● Problem description
Search the data for the string "University" and extract every line where it appears.

Extracted data entries

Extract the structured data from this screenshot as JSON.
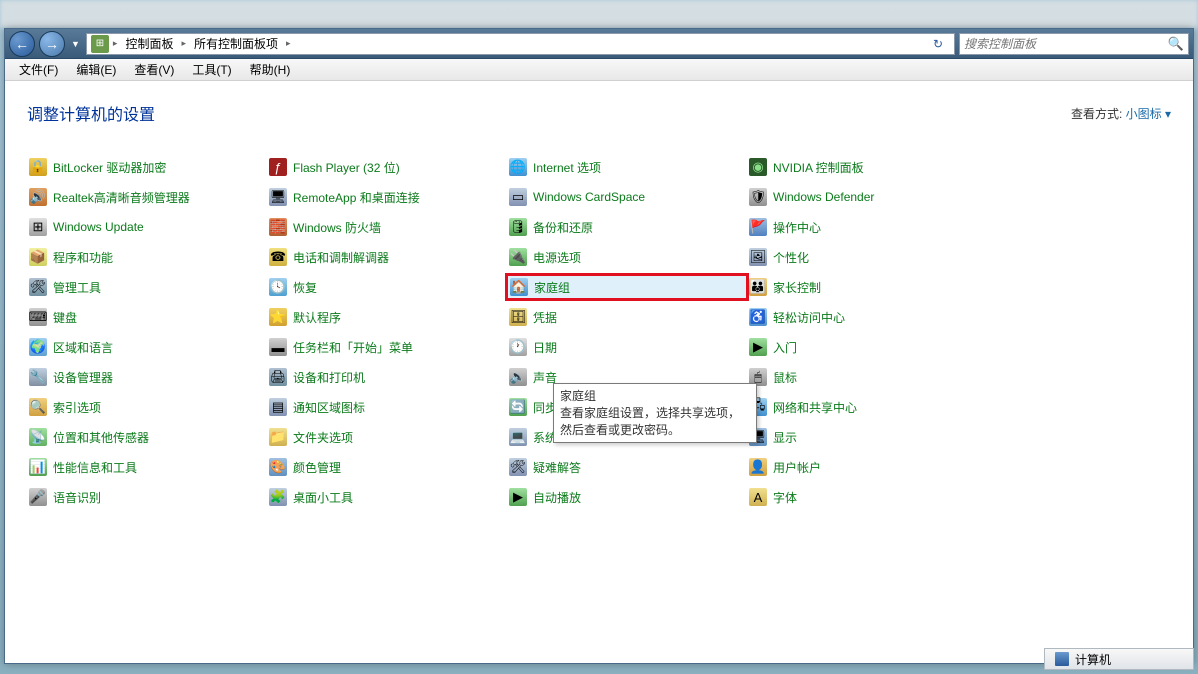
{
  "breadcrumb": {
    "level1": "控制面板",
    "level2": "所有控制面板项"
  },
  "search": {
    "placeholder": "搜索控制面板"
  },
  "menu": {
    "file": "文件(F)",
    "edit": "编辑(E)",
    "view": "查看(V)",
    "tools": "工具(T)",
    "help": "帮助(H)"
  },
  "heading": "调整计算机的设置",
  "viewby": {
    "label": "查看方式:",
    "value": "小图标 ▾"
  },
  "tooltip": {
    "title": "家庭组",
    "body": "查看家庭组设置，选择共享选项，然后查看或更改密码。"
  },
  "statusbar": {
    "label": "计算机"
  },
  "cols": {
    "c1": [
      "BitLocker 驱动器加密",
      "Realtek高清晰音频管理器",
      "Windows Update",
      "程序和功能",
      "管理工具",
      "键盘",
      "区域和语言",
      "设备管理器",
      "索引选项",
      "位置和其他传感器",
      "性能信息和工具",
      "语音识别"
    ],
    "c2": [
      "Flash Player (32 位)",
      "RemoteApp 和桌面连接",
      "Windows 防火墙",
      "电话和调制解调器",
      "恢复",
      "默认程序",
      "任务栏和「开始」菜单",
      "设备和打印机",
      "通知区域图标",
      "文件夹选项",
      "颜色管理",
      "桌面小工具"
    ],
    "c3": [
      "Internet 选项",
      "Windows CardSpace",
      "备份和还原",
      "电源选项",
      "家庭组",
      "凭据",
      "日期",
      "声音",
      "同步中心",
      "系统",
      "疑难解答",
      "自动播放"
    ],
    "c4": [
      "NVIDIA 控制面板",
      "Windows Defender",
      "操作中心",
      "个性化",
      "家长控制",
      "轻松访问中心",
      "入门",
      "鼠标",
      "网络和共享中心",
      "显示",
      "用户帐户",
      "字体"
    ]
  }
}
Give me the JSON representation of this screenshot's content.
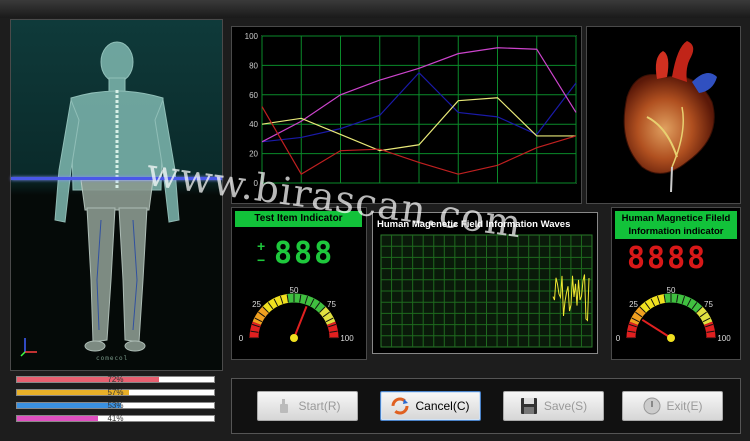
{
  "body_model": {
    "label": "comecol"
  },
  "line_chart": {
    "yticks": [
      "100",
      "80",
      "60",
      "40",
      "20",
      "0"
    ],
    "lines": [
      {
        "color": "#1a1aa8",
        "points": [
          [
            0,
            28
          ],
          [
            1,
            31
          ],
          [
            2,
            37
          ],
          [
            3,
            46
          ],
          [
            4,
            75
          ],
          [
            5,
            48
          ],
          [
            6,
            45
          ],
          [
            7,
            33
          ],
          [
            8,
            68
          ]
        ]
      },
      {
        "color": "#cc44cc",
        "points": [
          [
            0,
            28
          ],
          [
            1,
            42
          ],
          [
            2,
            60
          ],
          [
            3,
            70
          ],
          [
            4,
            78
          ],
          [
            5,
            88
          ],
          [
            6,
            92
          ],
          [
            7,
            91
          ],
          [
            8,
            48
          ]
        ]
      },
      {
        "color": "#e8e878",
        "points": [
          [
            0,
            40
          ],
          [
            1,
            44
          ],
          [
            2,
            33
          ],
          [
            3,
            22
          ],
          [
            4,
            26
          ],
          [
            5,
            56
          ],
          [
            6,
            58
          ],
          [
            7,
            32
          ],
          [
            8,
            32
          ]
        ]
      },
      {
        "color": "#c02020",
        "points": [
          [
            0,
            52
          ],
          [
            1,
            6
          ],
          [
            2,
            22
          ],
          [
            3,
            23
          ],
          [
            4,
            14
          ],
          [
            5,
            6
          ],
          [
            6,
            12
          ],
          [
            7,
            24
          ],
          [
            8,
            32
          ]
        ]
      }
    ]
  },
  "test_item": {
    "title": "Test Item Indicator",
    "plus": "+",
    "minus": "−",
    "digits": "888",
    "gauge": {
      "t0": "0",
      "t25": "25",
      "t50": "50",
      "t75": "75",
      "t100": "100"
    },
    "needle": 0.62
  },
  "waves": {
    "title": "Human Magenetic  Field Information Waves"
  },
  "magnetic": {
    "title": "Human Magnetice Fileld Information indicator",
    "digits": "8888",
    "gauge": {
      "t0": "0",
      "t25": "25",
      "t50": "50",
      "t75": "75",
      "t100": "100"
    },
    "needle": 0.18
  },
  "progress": [
    {
      "label": "72%",
      "value": 0.72,
      "color": "#e86070"
    },
    {
      "label": "57%",
      "value": 0.57,
      "color": "#e8b028"
    },
    {
      "label": "53%",
      "value": 0.53,
      "color": "#3a90e0"
    },
    {
      "label": "41%",
      "value": 0.41,
      "color": "#e050c0"
    }
  ],
  "buttons": {
    "start": "Start(R)",
    "cancel": "Cancel(C)",
    "save": "Save(S)",
    "exit": "Exit(E)"
  },
  "watermark": "www.birascan.com"
}
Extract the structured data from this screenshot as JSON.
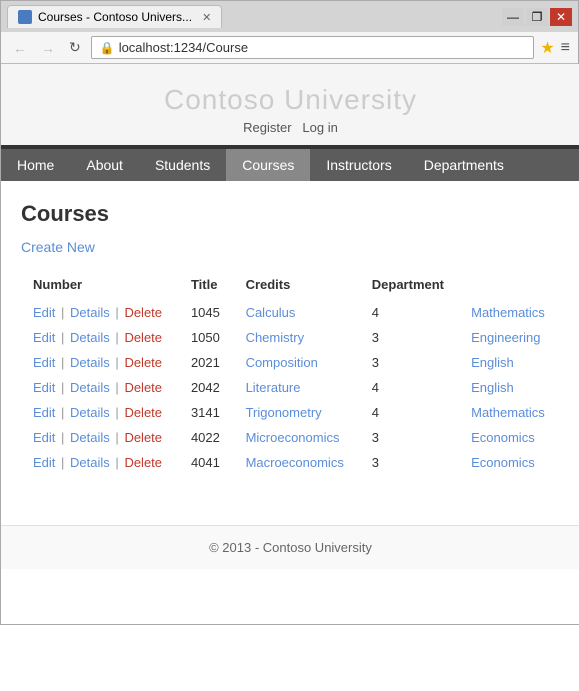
{
  "browser": {
    "tab_title": "Courses - Contoso Univers...",
    "url": "localhost:1234/Course",
    "back_btn": "←",
    "forward_btn": "→",
    "refresh_btn": "↻"
  },
  "site": {
    "title": "Contoso University",
    "auth": {
      "register": "Register",
      "login": "Log in"
    },
    "nav": [
      "Home",
      "About",
      "Students",
      "Courses",
      "Instructors",
      "Departments"
    ]
  },
  "page": {
    "heading": "Courses",
    "create_new": "Create New",
    "table": {
      "headers": [
        "Number",
        "Title",
        "Credits",
        "Department"
      ],
      "rows": [
        {
          "number": "1045",
          "title": "Calculus",
          "credits": "4",
          "department": "Mathematics"
        },
        {
          "number": "1050",
          "title": "Chemistry",
          "credits": "3",
          "department": "Engineering"
        },
        {
          "number": "2021",
          "title": "Composition",
          "credits": "3",
          "department": "English"
        },
        {
          "number": "2042",
          "title": "Literature",
          "credits": "4",
          "department": "English"
        },
        {
          "number": "3141",
          "title": "Trigonometry",
          "credits": "4",
          "department": "Mathematics"
        },
        {
          "number": "4022",
          "title": "Microeconomics",
          "credits": "3",
          "department": "Economics"
        },
        {
          "number": "4041",
          "title": "Macroeconomics",
          "credits": "3",
          "department": "Economics"
        }
      ],
      "actions": {
        "edit": "Edit",
        "details": "Details",
        "delete": "Delete"
      }
    }
  },
  "footer": {
    "copyright": "© 2013 - Contoso University"
  }
}
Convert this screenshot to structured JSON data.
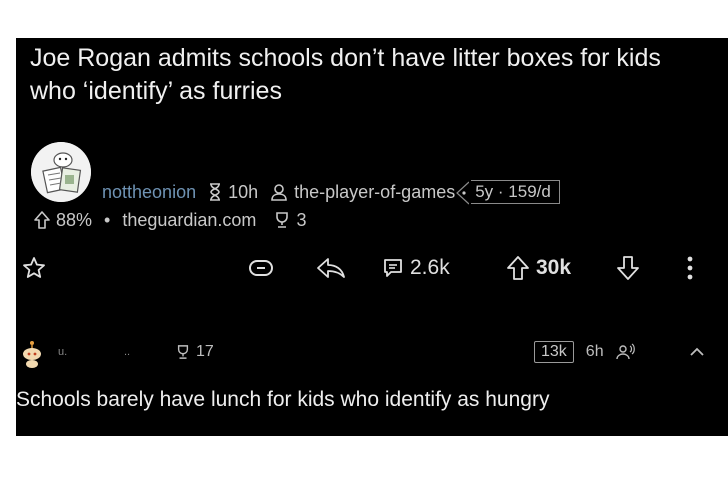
{
  "post": {
    "title": "Joe Rogan admits schools don’t have litter boxes for kids who ‘identify’ as furries",
    "subreddit": "nottheonion",
    "age": "10h",
    "author": "the-player-of-games",
    "author_flair": "5y · 159/d",
    "upvote_ratio": "88%",
    "separator": "•",
    "domain": "theguardian.com",
    "awards_count": "3"
  },
  "actions": {
    "comments": "2.6k",
    "score": "30k"
  },
  "comment": {
    "user_blurred": "u.",
    "user_blurred_tail": "..",
    "awards_count": "17",
    "score_badge": "13k",
    "age": "6h",
    "text": "Schools barely have lunch for kids who identify as hungry"
  },
  "colors": {
    "background": "#000000",
    "subreddit": "#6f93b4",
    "text": "#d8d8d8"
  },
  "icons": [
    "hourglass-icon",
    "user-icon",
    "upvote-icon",
    "award-icon",
    "star-icon",
    "link-icon",
    "share-icon",
    "comment-icon",
    "downvote-icon",
    "more-icon",
    "snoo-avatar-icon",
    "people-icon",
    "collapse-icon"
  ]
}
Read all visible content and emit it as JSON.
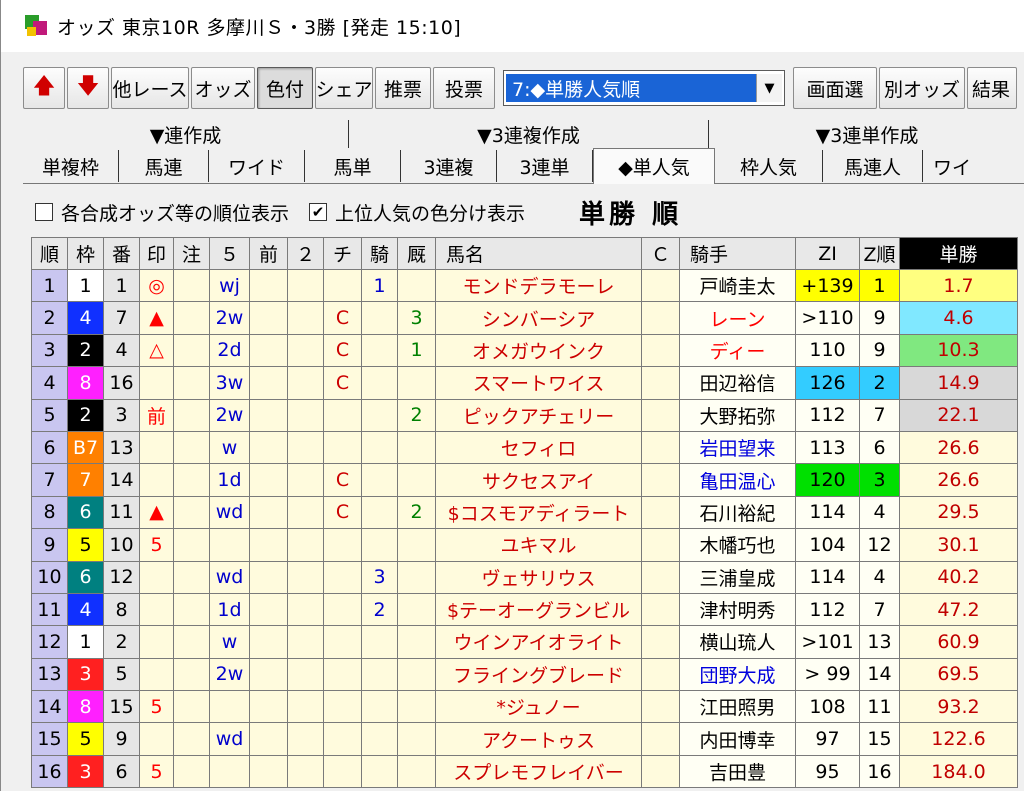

● Complete response
    "title": "Contoso University",
    "copyright": "© 2013 - Contoso University"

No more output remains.